• **Short exercise**
Produce an exact copy of all the records.

Raw records

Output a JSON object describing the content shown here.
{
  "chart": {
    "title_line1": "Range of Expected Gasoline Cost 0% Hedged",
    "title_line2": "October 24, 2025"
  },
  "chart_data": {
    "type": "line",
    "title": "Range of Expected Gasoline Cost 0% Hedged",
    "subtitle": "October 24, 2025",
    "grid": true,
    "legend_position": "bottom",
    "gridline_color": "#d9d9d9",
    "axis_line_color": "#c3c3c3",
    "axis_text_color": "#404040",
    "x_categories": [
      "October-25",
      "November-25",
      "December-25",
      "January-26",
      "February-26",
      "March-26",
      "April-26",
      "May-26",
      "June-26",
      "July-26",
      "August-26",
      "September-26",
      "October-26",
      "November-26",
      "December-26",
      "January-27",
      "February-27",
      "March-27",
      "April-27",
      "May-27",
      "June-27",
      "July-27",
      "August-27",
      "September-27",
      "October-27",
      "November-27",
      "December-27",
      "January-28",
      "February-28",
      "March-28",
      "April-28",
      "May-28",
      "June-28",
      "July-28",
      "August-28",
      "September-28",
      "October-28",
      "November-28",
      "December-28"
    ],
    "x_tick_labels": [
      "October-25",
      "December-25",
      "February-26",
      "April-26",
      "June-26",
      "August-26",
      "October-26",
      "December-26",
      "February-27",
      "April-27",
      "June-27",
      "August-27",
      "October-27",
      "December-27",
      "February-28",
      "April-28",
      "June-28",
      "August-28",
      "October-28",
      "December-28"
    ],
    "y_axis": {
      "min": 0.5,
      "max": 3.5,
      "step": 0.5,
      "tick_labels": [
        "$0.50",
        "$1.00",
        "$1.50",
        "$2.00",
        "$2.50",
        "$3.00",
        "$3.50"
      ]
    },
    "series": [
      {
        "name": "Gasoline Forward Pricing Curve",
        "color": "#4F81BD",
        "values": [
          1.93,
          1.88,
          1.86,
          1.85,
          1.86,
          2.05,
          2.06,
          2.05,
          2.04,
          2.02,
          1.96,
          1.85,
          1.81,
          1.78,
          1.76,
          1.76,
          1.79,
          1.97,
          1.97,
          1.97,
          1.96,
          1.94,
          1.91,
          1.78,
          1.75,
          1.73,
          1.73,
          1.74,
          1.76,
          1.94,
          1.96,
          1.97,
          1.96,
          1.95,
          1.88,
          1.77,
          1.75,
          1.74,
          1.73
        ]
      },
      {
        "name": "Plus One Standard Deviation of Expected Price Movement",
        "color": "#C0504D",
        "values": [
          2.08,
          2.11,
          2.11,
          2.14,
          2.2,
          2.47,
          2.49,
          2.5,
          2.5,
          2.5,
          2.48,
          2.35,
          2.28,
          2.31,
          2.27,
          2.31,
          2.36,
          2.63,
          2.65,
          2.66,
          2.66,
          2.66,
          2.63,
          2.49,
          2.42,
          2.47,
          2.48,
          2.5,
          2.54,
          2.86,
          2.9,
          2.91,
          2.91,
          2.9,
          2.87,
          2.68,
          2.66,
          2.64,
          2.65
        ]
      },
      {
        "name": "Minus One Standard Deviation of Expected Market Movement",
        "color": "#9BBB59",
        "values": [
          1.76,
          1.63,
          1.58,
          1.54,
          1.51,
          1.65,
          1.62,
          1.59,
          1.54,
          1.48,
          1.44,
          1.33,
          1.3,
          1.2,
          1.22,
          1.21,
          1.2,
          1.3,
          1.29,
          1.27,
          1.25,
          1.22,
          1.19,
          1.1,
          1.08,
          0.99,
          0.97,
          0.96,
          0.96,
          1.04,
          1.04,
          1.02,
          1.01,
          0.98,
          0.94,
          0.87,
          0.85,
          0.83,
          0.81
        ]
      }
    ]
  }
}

• **Answer below**
Output a JSON object describing the content shown here.
{
  "chart": {
    "title_line1": "Range of Expected Gasoline Cost 0% Hedged",
    "title_line2": "October 24, 2025"
  },
  "chart_data": {
    "type": "line",
    "title": "Range of Expected Gasoline Cost 0% Hedged",
    "subtitle": "October 24, 2025",
    "grid": true,
    "legend_position": "bottom",
    "gridline_color": "#d9d9d9",
    "axis_line_color": "#c3c3c3",
    "axis_text_color": "#404040",
    "x_categories": [
      "October-25",
      "November-25",
      "December-25",
      "January-26",
      "February-26",
      "March-26",
      "April-26",
      "May-26",
      "June-26",
      "July-26",
      "August-26",
      "September-26",
      "October-26",
      "November-26",
      "December-26",
      "January-27",
      "February-27",
      "March-27",
      "April-27",
      "May-27",
      "June-27",
      "July-27",
      "August-27",
      "September-27",
      "October-27",
      "November-27",
      "December-27",
      "January-28",
      "February-28",
      "March-28",
      "April-28",
      "May-28",
      "June-28",
      "July-28",
      "August-28",
      "September-28",
      "October-28",
      "November-28",
      "December-28"
    ],
    "x_tick_labels": [
      "October-25",
      "December-25",
      "February-26",
      "April-26",
      "June-26",
      "August-26",
      "October-26",
      "December-26",
      "February-27",
      "April-27",
      "June-27",
      "August-27",
      "October-27",
      "December-27",
      "February-28",
      "April-28",
      "June-28",
      "August-28",
      "October-28",
      "December-28"
    ],
    "y_axis": {
      "min": 0.5,
      "max": 3.5,
      "step": 0.5,
      "tick_labels": [
        "$0.50",
        "$1.00",
        "$1.50",
        "$2.00",
        "$2.50",
        "$3.00",
        "$3.50"
      ]
    },
    "series": [
      {
        "name": "Gasoline Forward Pricing Curve",
        "color": "#4F81BD",
        "values": [
          1.93,
          1.88,
          1.86,
          1.85,
          1.86,
          2.05,
          2.06,
          2.05,
          2.04,
          2.02,
          1.96,
          1.85,
          1.81,
          1.78,
          1.76,
          1.76,
          1.79,
          1.97,
          1.97,
          1.97,
          1.96,
          1.94,
          1.91,
          1.78,
          1.75,
          1.73,
          1.73,
          1.74,
          1.76,
          1.94,
          1.96,
          1.97,
          1.96,
          1.95,
          1.88,
          1.77,
          1.75,
          1.74,
          1.73
        ]
      },
      {
        "name": "Plus One Standard Deviation of Expected Price Movement",
        "color": "#C0504D",
        "values": [
          2.08,
          2.11,
          2.11,
          2.14,
          2.2,
          2.47,
          2.49,
          2.5,
          2.5,
          2.5,
          2.48,
          2.35,
          2.28,
          2.31,
          2.27,
          2.31,
          2.36,
          2.63,
          2.65,
          2.66,
          2.66,
          2.66,
          2.63,
          2.49,
          2.42,
          2.47,
          2.48,
          2.5,
          2.54,
          2.86,
          2.9,
          2.91,
          2.91,
          2.9,
          2.87,
          2.68,
          2.66,
          2.64,
          2.65
        ]
      },
      {
        "name": "Minus One Standard Deviation of Expected Market Movement",
        "color": "#9BBB59",
        "values": [
          1.76,
          1.63,
          1.58,
          1.54,
          1.51,
          1.65,
          1.62,
          1.59,
          1.54,
          1.48,
          1.44,
          1.33,
          1.3,
          1.2,
          1.22,
          1.21,
          1.2,
          1.3,
          1.29,
          1.27,
          1.25,
          1.22,
          1.19,
          1.1,
          1.08,
          0.99,
          0.97,
          0.96,
          0.96,
          1.04,
          1.04,
          1.02,
          1.01,
          0.98,
          0.94,
          0.87,
          0.85,
          0.83,
          0.81
        ]
      }
    ]
  }
}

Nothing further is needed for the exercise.